● Dataset
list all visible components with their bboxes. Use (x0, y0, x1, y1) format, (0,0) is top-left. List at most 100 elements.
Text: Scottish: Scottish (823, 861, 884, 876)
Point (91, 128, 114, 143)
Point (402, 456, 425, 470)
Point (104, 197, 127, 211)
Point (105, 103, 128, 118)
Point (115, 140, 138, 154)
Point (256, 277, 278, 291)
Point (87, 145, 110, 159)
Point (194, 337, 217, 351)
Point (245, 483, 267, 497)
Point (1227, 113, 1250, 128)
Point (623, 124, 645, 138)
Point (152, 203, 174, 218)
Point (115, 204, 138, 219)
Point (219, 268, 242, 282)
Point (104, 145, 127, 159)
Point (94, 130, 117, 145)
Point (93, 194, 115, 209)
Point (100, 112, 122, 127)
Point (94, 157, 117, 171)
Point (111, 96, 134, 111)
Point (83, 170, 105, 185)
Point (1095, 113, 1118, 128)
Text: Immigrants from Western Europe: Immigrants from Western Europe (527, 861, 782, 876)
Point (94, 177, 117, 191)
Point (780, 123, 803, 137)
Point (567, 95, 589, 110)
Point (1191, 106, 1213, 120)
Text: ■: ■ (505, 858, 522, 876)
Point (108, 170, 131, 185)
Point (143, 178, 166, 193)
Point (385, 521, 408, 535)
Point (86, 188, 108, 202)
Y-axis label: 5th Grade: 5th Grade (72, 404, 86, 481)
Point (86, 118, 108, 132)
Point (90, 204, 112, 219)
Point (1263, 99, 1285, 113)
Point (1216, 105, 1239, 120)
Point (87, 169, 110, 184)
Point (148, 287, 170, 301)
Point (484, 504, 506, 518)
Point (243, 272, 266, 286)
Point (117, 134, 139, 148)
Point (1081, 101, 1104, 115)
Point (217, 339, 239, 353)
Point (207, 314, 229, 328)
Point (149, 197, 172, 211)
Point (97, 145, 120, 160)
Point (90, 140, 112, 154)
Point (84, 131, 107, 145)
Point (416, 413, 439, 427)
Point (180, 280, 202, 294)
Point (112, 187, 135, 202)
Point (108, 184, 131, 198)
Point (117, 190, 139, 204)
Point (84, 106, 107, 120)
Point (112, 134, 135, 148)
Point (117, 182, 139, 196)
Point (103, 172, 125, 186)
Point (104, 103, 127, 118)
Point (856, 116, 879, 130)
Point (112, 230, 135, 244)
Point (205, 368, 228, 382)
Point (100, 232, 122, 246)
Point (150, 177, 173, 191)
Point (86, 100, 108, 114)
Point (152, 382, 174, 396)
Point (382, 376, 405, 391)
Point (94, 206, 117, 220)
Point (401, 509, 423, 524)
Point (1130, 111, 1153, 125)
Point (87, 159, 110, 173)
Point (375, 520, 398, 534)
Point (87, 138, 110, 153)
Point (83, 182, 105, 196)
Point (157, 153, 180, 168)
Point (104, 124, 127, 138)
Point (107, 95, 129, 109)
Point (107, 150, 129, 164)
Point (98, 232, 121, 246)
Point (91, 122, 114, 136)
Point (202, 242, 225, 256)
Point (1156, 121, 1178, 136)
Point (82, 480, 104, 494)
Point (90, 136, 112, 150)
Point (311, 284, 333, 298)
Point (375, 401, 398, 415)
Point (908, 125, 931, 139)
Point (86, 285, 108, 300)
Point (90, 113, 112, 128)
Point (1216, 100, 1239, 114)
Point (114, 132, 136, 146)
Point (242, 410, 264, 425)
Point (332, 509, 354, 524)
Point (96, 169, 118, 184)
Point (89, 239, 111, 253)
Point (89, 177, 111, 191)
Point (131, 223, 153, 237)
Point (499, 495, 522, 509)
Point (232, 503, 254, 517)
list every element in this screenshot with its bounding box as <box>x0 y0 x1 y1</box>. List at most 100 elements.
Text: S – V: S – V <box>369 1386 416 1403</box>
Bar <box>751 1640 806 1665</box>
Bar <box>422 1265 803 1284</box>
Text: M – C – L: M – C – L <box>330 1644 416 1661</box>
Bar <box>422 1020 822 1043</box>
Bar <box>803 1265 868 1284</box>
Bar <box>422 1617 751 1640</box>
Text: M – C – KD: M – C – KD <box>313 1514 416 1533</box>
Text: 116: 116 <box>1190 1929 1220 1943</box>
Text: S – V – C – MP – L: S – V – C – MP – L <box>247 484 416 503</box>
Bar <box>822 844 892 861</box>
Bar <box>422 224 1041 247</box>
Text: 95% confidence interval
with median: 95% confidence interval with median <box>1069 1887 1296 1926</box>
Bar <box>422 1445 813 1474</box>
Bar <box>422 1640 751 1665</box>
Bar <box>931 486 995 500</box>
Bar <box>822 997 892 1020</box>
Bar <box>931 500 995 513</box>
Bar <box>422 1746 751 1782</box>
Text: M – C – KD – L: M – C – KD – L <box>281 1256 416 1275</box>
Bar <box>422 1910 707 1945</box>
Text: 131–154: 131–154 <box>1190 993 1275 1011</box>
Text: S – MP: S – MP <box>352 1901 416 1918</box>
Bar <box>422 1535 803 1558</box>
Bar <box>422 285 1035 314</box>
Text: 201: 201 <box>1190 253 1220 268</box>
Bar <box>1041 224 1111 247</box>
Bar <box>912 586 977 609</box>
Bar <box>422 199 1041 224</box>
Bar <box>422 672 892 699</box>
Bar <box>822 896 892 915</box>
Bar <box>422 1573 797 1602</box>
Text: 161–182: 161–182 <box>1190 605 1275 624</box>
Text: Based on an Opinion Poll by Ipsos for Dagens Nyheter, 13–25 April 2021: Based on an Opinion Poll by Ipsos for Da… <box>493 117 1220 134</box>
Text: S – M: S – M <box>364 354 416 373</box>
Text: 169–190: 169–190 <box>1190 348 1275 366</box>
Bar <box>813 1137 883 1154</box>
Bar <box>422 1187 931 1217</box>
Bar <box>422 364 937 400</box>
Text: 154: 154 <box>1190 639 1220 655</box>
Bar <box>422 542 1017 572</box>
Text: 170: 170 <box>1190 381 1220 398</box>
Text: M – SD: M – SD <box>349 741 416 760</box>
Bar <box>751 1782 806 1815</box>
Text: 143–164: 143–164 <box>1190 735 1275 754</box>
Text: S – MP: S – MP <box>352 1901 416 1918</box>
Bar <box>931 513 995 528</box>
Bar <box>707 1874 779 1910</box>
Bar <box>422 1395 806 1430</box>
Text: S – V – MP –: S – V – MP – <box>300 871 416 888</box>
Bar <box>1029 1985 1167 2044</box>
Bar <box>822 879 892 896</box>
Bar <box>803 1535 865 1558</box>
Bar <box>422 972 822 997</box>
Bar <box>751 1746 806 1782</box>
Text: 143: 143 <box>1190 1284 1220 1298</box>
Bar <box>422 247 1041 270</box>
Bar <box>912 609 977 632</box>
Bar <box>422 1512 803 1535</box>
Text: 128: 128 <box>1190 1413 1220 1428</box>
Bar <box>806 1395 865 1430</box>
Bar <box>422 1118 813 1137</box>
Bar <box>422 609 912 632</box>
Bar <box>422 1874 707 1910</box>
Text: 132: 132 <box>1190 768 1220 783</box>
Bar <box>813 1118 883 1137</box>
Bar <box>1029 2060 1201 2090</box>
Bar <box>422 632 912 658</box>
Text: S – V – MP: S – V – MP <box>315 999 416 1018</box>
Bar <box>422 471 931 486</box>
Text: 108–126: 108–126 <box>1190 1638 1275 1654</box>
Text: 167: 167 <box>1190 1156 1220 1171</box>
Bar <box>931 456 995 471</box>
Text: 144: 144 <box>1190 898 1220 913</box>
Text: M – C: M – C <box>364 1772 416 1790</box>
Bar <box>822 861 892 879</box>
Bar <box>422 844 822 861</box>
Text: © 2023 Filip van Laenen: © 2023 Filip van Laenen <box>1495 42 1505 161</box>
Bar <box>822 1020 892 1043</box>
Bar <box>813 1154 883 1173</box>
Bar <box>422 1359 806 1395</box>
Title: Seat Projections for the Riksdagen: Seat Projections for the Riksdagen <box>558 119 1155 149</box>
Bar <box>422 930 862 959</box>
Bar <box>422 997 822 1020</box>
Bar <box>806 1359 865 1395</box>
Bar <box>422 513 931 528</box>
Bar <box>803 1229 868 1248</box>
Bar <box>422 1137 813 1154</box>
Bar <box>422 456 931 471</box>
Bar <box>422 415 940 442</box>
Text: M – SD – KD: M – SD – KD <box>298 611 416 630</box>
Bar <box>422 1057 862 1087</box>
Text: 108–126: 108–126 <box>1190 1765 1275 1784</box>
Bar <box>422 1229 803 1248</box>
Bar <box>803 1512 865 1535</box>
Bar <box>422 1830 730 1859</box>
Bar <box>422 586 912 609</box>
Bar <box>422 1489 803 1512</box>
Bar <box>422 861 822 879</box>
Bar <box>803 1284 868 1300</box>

● Description of the task
Can you output the stretch of the records above from their first line through the line that contains "Point (780, 123, 803, 137)", copied character for character with both ends included?

● Written answer
list all visible components with their bboxes. Use (x0, y0, x1, y1) format, (0,0) is top-left. List at most 100 elements.
Text: Scottish: Scottish (823, 861, 884, 876)
Point (91, 128, 114, 143)
Point (402, 456, 425, 470)
Point (104, 197, 127, 211)
Point (105, 103, 128, 118)
Point (115, 140, 138, 154)
Point (256, 277, 278, 291)
Point (87, 145, 110, 159)
Point (194, 337, 217, 351)
Point (245, 483, 267, 497)
Point (1227, 113, 1250, 128)
Point (623, 124, 645, 138)
Point (152, 203, 174, 218)
Point (115, 204, 138, 219)
Point (219, 268, 242, 282)
Point (104, 145, 127, 159)
Point (94, 130, 117, 145)
Point (93, 194, 115, 209)
Point (100, 112, 122, 127)
Point (94, 157, 117, 171)
Point (111, 96, 134, 111)
Point (83, 170, 105, 185)
Point (1095, 113, 1118, 128)
Text: Immigrants from Western Europe: Immigrants from Western Europe (527, 861, 782, 876)
Point (94, 177, 117, 191)
Point (780, 123, 803, 137)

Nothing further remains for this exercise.